**TASK TO CARRY OUT**
Make an exact copy of the records, with the images left out.
---
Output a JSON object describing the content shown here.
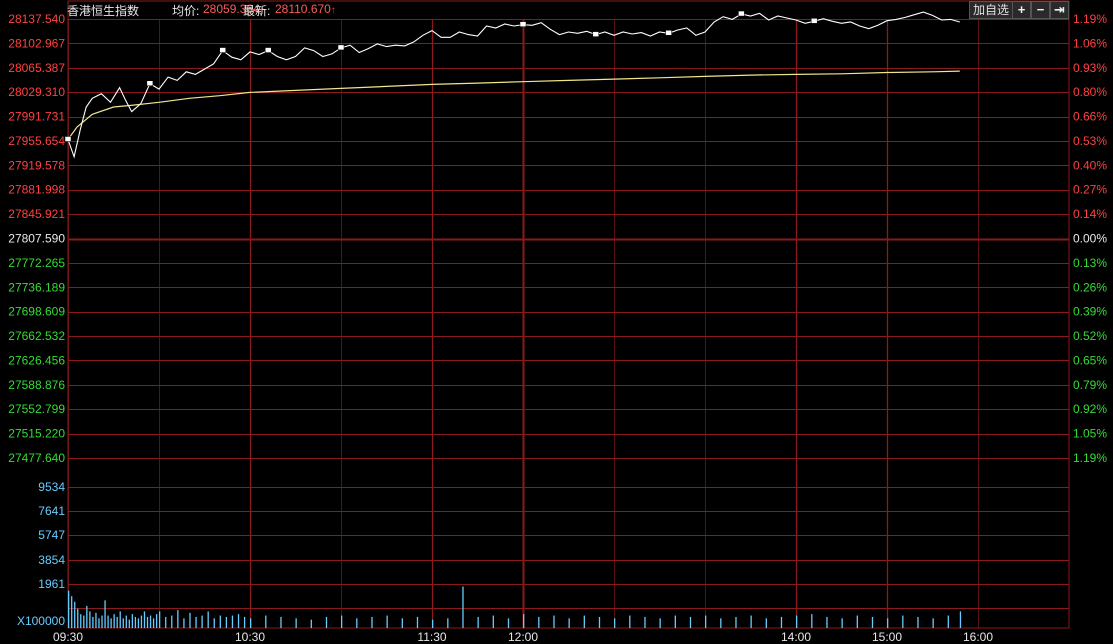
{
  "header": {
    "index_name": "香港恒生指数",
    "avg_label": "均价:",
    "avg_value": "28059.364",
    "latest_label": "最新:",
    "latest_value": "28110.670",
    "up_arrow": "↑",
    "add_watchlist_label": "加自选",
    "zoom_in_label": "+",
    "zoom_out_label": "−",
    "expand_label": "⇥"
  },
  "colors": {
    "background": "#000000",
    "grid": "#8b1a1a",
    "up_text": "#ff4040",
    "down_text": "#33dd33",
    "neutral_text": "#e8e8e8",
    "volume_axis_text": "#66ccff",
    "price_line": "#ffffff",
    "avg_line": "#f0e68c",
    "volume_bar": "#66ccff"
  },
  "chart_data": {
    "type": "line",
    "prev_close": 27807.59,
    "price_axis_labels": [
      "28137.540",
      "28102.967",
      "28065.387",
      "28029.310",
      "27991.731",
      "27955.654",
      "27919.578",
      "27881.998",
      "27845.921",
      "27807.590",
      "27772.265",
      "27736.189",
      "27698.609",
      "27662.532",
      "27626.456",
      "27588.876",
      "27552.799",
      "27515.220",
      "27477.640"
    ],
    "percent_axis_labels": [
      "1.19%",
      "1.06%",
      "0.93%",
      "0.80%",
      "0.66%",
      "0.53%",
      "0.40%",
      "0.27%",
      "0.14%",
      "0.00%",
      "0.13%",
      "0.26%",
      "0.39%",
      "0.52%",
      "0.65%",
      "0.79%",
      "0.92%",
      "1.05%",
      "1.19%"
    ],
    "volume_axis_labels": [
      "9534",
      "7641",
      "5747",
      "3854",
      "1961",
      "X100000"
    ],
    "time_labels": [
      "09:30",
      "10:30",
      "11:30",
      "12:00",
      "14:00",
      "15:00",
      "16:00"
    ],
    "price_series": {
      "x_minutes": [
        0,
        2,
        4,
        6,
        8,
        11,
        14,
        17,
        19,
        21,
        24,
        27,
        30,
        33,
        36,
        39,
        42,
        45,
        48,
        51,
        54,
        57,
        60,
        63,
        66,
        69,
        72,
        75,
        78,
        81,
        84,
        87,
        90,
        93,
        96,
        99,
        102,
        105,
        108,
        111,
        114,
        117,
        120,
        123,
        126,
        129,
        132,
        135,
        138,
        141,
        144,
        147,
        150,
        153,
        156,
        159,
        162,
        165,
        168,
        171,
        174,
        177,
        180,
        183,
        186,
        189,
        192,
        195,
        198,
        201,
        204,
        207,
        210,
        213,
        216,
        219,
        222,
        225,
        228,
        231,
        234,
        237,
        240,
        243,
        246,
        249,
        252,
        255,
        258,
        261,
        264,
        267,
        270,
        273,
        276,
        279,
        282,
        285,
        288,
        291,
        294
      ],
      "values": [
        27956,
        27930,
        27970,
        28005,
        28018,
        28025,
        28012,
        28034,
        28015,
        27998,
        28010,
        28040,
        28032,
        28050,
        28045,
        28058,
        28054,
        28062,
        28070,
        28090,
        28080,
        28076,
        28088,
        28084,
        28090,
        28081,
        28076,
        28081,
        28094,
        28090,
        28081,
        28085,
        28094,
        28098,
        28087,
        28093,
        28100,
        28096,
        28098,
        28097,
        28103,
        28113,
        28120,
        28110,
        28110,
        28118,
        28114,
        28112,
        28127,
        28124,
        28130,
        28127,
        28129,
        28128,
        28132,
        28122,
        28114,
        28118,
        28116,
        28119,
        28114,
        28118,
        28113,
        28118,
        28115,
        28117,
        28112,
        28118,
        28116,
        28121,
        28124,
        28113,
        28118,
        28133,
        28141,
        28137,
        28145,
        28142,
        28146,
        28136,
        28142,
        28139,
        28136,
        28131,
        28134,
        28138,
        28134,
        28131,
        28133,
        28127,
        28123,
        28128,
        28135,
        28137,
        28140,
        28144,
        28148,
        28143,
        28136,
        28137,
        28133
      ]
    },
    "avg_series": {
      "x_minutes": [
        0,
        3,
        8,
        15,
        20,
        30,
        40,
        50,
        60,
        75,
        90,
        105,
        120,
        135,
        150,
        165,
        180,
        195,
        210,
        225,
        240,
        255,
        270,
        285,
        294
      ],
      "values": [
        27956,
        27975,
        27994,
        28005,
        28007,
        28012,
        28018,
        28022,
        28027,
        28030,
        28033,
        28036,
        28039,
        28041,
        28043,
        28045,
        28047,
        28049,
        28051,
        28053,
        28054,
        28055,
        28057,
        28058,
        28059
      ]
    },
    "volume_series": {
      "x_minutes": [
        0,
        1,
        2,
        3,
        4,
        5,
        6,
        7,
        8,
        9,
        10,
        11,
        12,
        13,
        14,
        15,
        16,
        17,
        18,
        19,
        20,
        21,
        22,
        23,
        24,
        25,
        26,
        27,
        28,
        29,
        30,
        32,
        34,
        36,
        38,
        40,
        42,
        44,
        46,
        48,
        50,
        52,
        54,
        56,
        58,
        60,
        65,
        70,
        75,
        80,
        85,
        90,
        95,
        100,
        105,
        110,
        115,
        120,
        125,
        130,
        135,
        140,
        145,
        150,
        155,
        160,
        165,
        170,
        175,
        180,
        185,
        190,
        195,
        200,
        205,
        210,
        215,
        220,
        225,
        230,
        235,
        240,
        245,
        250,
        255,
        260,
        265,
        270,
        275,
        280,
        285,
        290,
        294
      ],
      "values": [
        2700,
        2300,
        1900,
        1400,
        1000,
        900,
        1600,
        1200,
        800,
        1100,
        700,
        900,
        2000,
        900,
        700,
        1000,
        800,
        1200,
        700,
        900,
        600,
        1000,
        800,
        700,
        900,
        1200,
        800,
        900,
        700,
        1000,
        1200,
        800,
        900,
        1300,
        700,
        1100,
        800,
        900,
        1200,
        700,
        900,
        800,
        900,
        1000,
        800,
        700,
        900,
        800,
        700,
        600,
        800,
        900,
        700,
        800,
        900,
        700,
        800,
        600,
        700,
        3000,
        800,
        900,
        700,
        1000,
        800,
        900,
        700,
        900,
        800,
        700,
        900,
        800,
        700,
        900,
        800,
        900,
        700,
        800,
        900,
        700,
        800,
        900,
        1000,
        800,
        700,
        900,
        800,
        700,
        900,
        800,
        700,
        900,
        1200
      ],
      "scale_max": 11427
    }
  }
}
---
**THE RESPONSE**
Output a JSON object describing the content shown here.
{
  "header": {
    "index_name": "香港恒生指数",
    "avg_label": "均价:",
    "avg_value": "28059.364",
    "latest_label": "最新:",
    "latest_value": "28110.670",
    "up_arrow": "↑",
    "add_watchlist_label": "加自选",
    "zoom_in_label": "+",
    "zoom_out_label": "−",
    "expand_label": "⇥"
  },
  "colors": {
    "background": "#000000",
    "grid": "#8b1a1a",
    "up_text": "#ff4040",
    "down_text": "#33dd33",
    "neutral_text": "#e8e8e8",
    "volume_axis_text": "#66ccff",
    "price_line": "#ffffff",
    "avg_line": "#f0e68c",
    "volume_bar": "#66ccff"
  },
  "chart_data": {
    "type": "line",
    "prev_close": 27807.59,
    "price_axis_labels": [
      "28137.540",
      "28102.967",
      "28065.387",
      "28029.310",
      "27991.731",
      "27955.654",
      "27919.578",
      "27881.998",
      "27845.921",
      "27807.590",
      "27772.265",
      "27736.189",
      "27698.609",
      "27662.532",
      "27626.456",
      "27588.876",
      "27552.799",
      "27515.220",
      "27477.640"
    ],
    "percent_axis_labels": [
      "1.19%",
      "1.06%",
      "0.93%",
      "0.80%",
      "0.66%",
      "0.53%",
      "0.40%",
      "0.27%",
      "0.14%",
      "0.00%",
      "0.13%",
      "0.26%",
      "0.39%",
      "0.52%",
      "0.65%",
      "0.79%",
      "0.92%",
      "1.05%",
      "1.19%"
    ],
    "volume_axis_labels": [
      "9534",
      "7641",
      "5747",
      "3854",
      "1961",
      "X100000"
    ],
    "time_labels": [
      "09:30",
      "10:30",
      "11:30",
      "12:00",
      "14:00",
      "15:00",
      "16:00"
    ],
    "price_series": {
      "x_minutes": [
        0,
        2,
        4,
        6,
        8,
        11,
        14,
        17,
        19,
        21,
        24,
        27,
        30,
        33,
        36,
        39,
        42,
        45,
        48,
        51,
        54,
        57,
        60,
        63,
        66,
        69,
        72,
        75,
        78,
        81,
        84,
        87,
        90,
        93,
        96,
        99,
        102,
        105,
        108,
        111,
        114,
        117,
        120,
        123,
        126,
        129,
        132,
        135,
        138,
        141,
        144,
        147,
        150,
        153,
        156,
        159,
        162,
        165,
        168,
        171,
        174,
        177,
        180,
        183,
        186,
        189,
        192,
        195,
        198,
        201,
        204,
        207,
        210,
        213,
        216,
        219,
        222,
        225,
        228,
        231,
        234,
        237,
        240,
        243,
        246,
        249,
        252,
        255,
        258,
        261,
        264,
        267,
        270,
        273,
        276,
        279,
        282,
        285,
        288,
        291,
        294
      ],
      "values": [
        27956,
        27930,
        27970,
        28005,
        28018,
        28025,
        28012,
        28034,
        28015,
        27998,
        28010,
        28040,
        28032,
        28050,
        28045,
        28058,
        28054,
        28062,
        28070,
        28090,
        28080,
        28076,
        28088,
        28084,
        28090,
        28081,
        28076,
        28081,
        28094,
        28090,
        28081,
        28085,
        28094,
        28098,
        28087,
        28093,
        28100,
        28096,
        28098,
        28097,
        28103,
        28113,
        28120,
        28110,
        28110,
        28118,
        28114,
        28112,
        28127,
        28124,
        28130,
        28127,
        28129,
        28128,
        28132,
        28122,
        28114,
        28118,
        28116,
        28119,
        28114,
        28118,
        28113,
        28118,
        28115,
        28117,
        28112,
        28118,
        28116,
        28121,
        28124,
        28113,
        28118,
        28133,
        28141,
        28137,
        28145,
        28142,
        28146,
        28136,
        28142,
        28139,
        28136,
        28131,
        28134,
        28138,
        28134,
        28131,
        28133,
        28127,
        28123,
        28128,
        28135,
        28137,
        28140,
        28144,
        28148,
        28143,
        28136,
        28137,
        28133
      ]
    },
    "avg_series": {
      "x_minutes": [
        0,
        3,
        8,
        15,
        20,
        30,
        40,
        50,
        60,
        75,
        90,
        105,
        120,
        135,
        150,
        165,
        180,
        195,
        210,
        225,
        240,
        255,
        270,
        285,
        294
      ],
      "values": [
        27956,
        27975,
        27994,
        28005,
        28007,
        28012,
        28018,
        28022,
        28027,
        28030,
        28033,
        28036,
        28039,
        28041,
        28043,
        28045,
        28047,
        28049,
        28051,
        28053,
        28054,
        28055,
        28057,
        28058,
        28059
      ]
    },
    "volume_series": {
      "x_minutes": [
        0,
        1,
        2,
        3,
        4,
        5,
        6,
        7,
        8,
        9,
        10,
        11,
        12,
        13,
        14,
        15,
        16,
        17,
        18,
        19,
        20,
        21,
        22,
        23,
        24,
        25,
        26,
        27,
        28,
        29,
        30,
        32,
        34,
        36,
        38,
        40,
        42,
        44,
        46,
        48,
        50,
        52,
        54,
        56,
        58,
        60,
        65,
        70,
        75,
        80,
        85,
        90,
        95,
        100,
        105,
        110,
        115,
        120,
        125,
        130,
        135,
        140,
        145,
        150,
        155,
        160,
        165,
        170,
        175,
        180,
        185,
        190,
        195,
        200,
        205,
        210,
        215,
        220,
        225,
        230,
        235,
        240,
        245,
        250,
        255,
        260,
        265,
        270,
        275,
        280,
        285,
        290,
        294
      ],
      "values": [
        2700,
        2300,
        1900,
        1400,
        1000,
        900,
        1600,
        1200,
        800,
        1100,
        700,
        900,
        2000,
        900,
        700,
        1000,
        800,
        1200,
        700,
        900,
        600,
        1000,
        800,
        700,
        900,
        1200,
        800,
        900,
        700,
        1000,
        1200,
        800,
        900,
        1300,
        700,
        1100,
        800,
        900,
        1200,
        700,
        900,
        800,
        900,
        1000,
        800,
        700,
        900,
        800,
        700,
        600,
        800,
        900,
        700,
        800,
        900,
        700,
        800,
        600,
        700,
        3000,
        800,
        900,
        700,
        1000,
        800,
        900,
        700,
        900,
        800,
        700,
        900,
        800,
        700,
        900,
        800,
        900,
        700,
        800,
        900,
        700,
        800,
        900,
        1000,
        800,
        700,
        900,
        800,
        700,
        900,
        800,
        700,
        900,
        1200
      ],
      "scale_max": 11427
    }
  }
}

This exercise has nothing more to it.